— START OF SUPPLIED RECORDS —

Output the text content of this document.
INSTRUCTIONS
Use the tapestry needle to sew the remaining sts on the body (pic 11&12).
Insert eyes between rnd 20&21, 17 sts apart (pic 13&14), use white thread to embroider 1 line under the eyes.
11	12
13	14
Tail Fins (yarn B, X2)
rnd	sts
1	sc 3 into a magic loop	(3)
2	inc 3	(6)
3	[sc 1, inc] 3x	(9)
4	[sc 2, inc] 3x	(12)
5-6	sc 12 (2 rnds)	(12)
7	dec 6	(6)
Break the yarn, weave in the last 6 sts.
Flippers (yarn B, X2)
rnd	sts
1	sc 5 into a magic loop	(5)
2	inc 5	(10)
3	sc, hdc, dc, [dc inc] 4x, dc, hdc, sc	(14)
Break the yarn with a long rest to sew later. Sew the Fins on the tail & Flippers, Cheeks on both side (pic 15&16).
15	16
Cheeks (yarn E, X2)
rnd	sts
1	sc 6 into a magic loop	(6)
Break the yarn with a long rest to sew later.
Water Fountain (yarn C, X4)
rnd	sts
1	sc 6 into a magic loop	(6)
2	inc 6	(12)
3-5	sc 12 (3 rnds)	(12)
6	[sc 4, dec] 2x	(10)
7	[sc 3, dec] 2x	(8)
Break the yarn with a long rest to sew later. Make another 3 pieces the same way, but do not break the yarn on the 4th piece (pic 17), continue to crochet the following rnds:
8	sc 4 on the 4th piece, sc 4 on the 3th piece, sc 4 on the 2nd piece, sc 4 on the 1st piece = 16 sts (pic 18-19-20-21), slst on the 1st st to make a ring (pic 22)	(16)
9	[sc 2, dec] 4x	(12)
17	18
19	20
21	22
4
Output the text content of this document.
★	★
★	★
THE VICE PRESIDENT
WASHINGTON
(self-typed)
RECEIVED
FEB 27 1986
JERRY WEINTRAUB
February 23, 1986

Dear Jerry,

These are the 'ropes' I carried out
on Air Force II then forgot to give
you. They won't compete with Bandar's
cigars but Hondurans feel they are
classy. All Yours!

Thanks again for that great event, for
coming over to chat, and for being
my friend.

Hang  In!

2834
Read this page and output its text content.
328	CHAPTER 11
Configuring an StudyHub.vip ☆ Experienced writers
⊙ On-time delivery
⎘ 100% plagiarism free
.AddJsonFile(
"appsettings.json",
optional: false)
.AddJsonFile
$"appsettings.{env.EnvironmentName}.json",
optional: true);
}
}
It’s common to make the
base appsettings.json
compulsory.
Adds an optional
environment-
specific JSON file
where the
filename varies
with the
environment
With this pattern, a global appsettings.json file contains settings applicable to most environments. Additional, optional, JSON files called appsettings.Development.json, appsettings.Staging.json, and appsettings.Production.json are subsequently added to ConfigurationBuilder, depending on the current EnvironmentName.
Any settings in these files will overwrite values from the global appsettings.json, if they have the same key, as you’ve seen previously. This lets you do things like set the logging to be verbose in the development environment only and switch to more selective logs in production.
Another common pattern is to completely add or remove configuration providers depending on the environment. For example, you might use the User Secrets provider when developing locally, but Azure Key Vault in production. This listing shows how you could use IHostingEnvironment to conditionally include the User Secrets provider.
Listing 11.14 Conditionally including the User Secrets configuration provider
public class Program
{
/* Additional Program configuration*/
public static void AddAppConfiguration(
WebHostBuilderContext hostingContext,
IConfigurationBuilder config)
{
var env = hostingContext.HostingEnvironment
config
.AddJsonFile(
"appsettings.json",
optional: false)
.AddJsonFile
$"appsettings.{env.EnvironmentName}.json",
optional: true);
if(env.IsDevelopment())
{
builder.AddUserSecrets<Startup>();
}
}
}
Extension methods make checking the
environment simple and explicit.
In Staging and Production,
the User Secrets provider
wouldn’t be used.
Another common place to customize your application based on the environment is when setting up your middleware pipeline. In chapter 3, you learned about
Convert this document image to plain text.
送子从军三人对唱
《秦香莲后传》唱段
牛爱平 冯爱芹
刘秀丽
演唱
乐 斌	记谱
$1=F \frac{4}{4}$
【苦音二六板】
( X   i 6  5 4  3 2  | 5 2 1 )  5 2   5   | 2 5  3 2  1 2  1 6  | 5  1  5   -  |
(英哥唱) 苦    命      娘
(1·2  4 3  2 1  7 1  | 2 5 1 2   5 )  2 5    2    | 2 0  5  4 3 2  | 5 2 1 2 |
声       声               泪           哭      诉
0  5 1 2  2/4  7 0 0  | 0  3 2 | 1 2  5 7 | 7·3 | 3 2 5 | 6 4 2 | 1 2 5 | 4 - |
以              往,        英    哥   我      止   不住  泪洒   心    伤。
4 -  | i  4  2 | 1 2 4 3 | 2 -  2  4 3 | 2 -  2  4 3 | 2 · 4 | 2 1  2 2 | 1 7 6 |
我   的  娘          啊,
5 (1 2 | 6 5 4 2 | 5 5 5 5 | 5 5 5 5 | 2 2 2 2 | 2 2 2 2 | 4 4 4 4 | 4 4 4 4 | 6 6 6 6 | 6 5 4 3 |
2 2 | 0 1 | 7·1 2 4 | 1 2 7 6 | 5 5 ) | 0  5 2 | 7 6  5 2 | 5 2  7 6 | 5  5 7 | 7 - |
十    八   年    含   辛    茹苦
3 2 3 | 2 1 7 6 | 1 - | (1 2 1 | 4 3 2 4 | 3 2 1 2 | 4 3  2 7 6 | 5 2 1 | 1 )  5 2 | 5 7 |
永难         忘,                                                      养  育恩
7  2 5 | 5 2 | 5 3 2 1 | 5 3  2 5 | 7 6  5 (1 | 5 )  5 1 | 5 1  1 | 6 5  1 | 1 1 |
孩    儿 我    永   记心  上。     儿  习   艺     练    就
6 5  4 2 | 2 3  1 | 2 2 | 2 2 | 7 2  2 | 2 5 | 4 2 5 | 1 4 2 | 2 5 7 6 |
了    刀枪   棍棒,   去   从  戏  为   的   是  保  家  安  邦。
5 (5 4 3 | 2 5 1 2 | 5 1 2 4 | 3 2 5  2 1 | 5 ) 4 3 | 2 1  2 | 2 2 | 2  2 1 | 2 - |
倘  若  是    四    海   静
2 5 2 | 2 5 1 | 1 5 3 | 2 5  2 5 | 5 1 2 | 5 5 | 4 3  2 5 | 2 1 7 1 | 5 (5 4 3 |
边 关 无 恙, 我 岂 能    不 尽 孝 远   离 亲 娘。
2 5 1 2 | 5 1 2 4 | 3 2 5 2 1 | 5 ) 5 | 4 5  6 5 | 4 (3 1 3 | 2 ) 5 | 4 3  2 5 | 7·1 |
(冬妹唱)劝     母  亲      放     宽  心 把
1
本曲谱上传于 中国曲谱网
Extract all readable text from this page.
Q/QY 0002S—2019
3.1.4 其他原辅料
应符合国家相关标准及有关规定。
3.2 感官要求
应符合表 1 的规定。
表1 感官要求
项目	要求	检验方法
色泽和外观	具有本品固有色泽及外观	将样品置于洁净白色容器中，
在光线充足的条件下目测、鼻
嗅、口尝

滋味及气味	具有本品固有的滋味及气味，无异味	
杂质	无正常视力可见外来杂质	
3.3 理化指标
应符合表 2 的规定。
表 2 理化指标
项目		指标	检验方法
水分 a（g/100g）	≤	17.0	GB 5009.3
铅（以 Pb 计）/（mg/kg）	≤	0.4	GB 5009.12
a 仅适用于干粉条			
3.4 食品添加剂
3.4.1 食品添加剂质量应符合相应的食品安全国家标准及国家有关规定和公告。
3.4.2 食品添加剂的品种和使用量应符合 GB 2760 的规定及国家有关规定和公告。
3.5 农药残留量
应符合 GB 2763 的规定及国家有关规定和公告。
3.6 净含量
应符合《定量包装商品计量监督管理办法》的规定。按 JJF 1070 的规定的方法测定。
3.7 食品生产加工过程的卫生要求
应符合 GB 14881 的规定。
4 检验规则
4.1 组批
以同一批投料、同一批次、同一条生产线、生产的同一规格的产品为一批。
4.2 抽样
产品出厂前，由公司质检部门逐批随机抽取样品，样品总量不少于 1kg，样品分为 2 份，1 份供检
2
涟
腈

— END OF SUPPLIED RECORDS —

OBJECTIVE:
Using the material above, reproduce exactly the line that contains "Extract all readable text from this page." and all lines after it through the last one, and only those.

ANSWER TO THIS TASK:
Extract all readable text from this page.
Q/QY 0002S—2019
3.1.4 其他原辅料
应符合国家相关标准及有关规定。
3.2 感官要求
应符合表 1 的规定。
表1 感官要求
项目	要求	检验方法
色泽和外观	具有本品固有色泽及外观	将样品置于洁净白色容器中，
在光线充足的条件下目测、鼻
嗅、口尝

滋味及气味	具有本品固有的滋味及气味，无异味	
杂质	无正常视力可见外来杂质	
3.3 理化指标
应符合表 2 的规定。
表 2 理化指标
项目		指标	检验方法
水分 a（g/100g）	≤	17.0	GB 5009.3
铅（以 Pb 计）/（mg/kg）	≤	0.4	GB 5009.12
a 仅适用于干粉条			
3.4 食品添加剂
3.4.1 食品添加剂质量应符合相应的食品安全国家标准及国家有关规定和公告。
3.4.2 食品添加剂的品种和使用量应符合 GB 2760 的规定及国家有关规定和公告。
3.5 农药残留量
应符合 GB 2763 的规定及国家有关规定和公告。
3.6 净含量
应符合《定量包装商品计量监督管理办法》的规定。按 JJF 1070 的规定的方法测定。
3.7 食品生产加工过程的卫生要求
应符合 GB 14881 的规定。
4 检验规则
4.1 组批
以同一批投料、同一批次、同一条生产线、生产的同一规格的产品为一批。
4.2 抽样
产品出厂前，由公司质检部门逐批随机抽取样品，样品总量不少于 1kg，样品分为 2 份，1 份供检
2
涟
腈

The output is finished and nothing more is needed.